* START TASK INPUT *

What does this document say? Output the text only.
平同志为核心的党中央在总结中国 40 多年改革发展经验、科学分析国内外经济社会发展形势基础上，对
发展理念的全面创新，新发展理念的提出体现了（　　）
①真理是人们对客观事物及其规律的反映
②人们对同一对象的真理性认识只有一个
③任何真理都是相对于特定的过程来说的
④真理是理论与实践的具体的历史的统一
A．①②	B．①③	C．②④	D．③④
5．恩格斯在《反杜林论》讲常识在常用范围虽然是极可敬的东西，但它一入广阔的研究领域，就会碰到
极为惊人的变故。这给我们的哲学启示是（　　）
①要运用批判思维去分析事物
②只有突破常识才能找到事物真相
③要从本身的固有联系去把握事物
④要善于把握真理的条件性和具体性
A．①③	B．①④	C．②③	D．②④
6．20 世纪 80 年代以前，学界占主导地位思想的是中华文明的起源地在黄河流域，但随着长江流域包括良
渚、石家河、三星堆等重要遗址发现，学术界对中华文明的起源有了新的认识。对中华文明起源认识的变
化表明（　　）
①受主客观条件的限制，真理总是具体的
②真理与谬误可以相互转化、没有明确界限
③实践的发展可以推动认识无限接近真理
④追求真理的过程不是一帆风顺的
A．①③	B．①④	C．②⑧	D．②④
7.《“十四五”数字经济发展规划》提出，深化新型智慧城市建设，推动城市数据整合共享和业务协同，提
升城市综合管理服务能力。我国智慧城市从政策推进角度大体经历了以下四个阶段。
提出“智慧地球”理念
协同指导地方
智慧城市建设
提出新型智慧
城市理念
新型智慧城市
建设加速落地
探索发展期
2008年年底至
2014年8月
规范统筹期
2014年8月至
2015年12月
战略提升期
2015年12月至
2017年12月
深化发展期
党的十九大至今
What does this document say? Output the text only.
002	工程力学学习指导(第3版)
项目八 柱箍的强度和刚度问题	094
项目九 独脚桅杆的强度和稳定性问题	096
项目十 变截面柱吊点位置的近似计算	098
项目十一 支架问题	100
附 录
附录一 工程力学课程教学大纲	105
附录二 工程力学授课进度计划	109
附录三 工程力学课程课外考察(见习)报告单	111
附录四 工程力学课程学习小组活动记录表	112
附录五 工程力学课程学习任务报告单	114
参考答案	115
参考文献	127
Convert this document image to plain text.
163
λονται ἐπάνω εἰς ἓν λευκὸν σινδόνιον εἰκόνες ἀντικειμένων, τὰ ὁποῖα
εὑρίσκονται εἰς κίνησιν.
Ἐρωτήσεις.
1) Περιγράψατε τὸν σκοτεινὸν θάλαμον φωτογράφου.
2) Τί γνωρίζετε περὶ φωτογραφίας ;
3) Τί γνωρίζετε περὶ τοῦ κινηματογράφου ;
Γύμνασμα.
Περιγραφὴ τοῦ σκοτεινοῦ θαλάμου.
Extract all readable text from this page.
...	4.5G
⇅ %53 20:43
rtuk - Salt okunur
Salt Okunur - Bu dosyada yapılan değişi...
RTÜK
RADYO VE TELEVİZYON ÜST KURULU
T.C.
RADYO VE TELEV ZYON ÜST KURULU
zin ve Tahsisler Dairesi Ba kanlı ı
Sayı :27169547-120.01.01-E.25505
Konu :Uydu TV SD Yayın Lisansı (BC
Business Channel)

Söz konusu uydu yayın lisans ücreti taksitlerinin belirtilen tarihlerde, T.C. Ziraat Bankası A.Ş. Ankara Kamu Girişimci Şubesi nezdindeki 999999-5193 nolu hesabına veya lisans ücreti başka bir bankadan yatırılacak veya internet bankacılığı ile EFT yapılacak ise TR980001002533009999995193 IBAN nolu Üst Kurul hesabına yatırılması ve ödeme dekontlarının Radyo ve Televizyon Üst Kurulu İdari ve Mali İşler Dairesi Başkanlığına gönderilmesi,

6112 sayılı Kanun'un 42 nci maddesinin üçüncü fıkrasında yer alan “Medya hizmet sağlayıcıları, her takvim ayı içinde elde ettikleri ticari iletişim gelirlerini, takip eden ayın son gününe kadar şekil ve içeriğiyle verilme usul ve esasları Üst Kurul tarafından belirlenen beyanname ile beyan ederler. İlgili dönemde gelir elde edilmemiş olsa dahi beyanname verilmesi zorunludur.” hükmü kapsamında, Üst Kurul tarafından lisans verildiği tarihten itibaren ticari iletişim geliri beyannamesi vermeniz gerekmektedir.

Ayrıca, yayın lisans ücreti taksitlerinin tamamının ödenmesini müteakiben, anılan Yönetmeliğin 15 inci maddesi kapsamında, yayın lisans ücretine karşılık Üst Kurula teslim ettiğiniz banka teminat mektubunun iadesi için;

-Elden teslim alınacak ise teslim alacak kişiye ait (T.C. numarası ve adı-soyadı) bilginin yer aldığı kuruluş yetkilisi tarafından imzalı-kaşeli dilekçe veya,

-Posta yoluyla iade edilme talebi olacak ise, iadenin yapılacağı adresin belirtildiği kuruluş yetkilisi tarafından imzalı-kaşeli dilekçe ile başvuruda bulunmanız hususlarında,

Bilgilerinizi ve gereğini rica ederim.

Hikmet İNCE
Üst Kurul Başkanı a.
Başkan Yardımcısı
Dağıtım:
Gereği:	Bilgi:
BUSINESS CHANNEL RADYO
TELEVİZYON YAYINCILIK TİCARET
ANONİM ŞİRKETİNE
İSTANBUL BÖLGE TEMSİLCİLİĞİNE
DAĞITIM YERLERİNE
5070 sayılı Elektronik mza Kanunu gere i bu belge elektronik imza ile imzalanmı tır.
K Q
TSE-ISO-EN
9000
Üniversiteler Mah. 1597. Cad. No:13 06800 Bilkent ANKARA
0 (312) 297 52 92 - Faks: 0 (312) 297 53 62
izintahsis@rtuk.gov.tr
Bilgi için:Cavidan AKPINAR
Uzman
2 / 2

* END TASK INPUT *

#### THE PROBLEM:
Pick out all the lines with the word "tarafından" in them and copy them.

#### PROBLEM SOLUTION:
6112 sayılı Kanun'un 42 nci maddesinin üçüncü fıkrasında yer alan “Medya hizmet sağlayıcıları, her takvim ayı içinde elde ettikleri ticari iletişim gelirlerini, takip eden ayın son gününe kadar şekil ve içeriğiyle verilme usul ve esasları Üst Kurul tarafından belirlenen beyanname ile beyan ederler. İlgili dönemde gelir elde edilmemiş olsa dahi beyanname verilmesi zorunludur.” hükmü kapsamında, Üst Kurul tarafından lisans verildiği tarihten itibaren ticari iletişim geliri beyannamesi vermeniz gerekmektedir.
-Elden teslim alınacak ise teslim alacak kişiye ait (T.C. numarası ve adı-soyadı) bilginin yer aldığı kuruluş yetkilisi tarafından imzalı-kaşeli dilekçe veya,
-Posta yoluyla iade edilme talebi olacak ise, iadenin yapılacağı adresin belirtildiği kuruluş yetkilisi tarafından imzalı-kaşeli dilekçe ile başvuruda bulunmanız hususlarında,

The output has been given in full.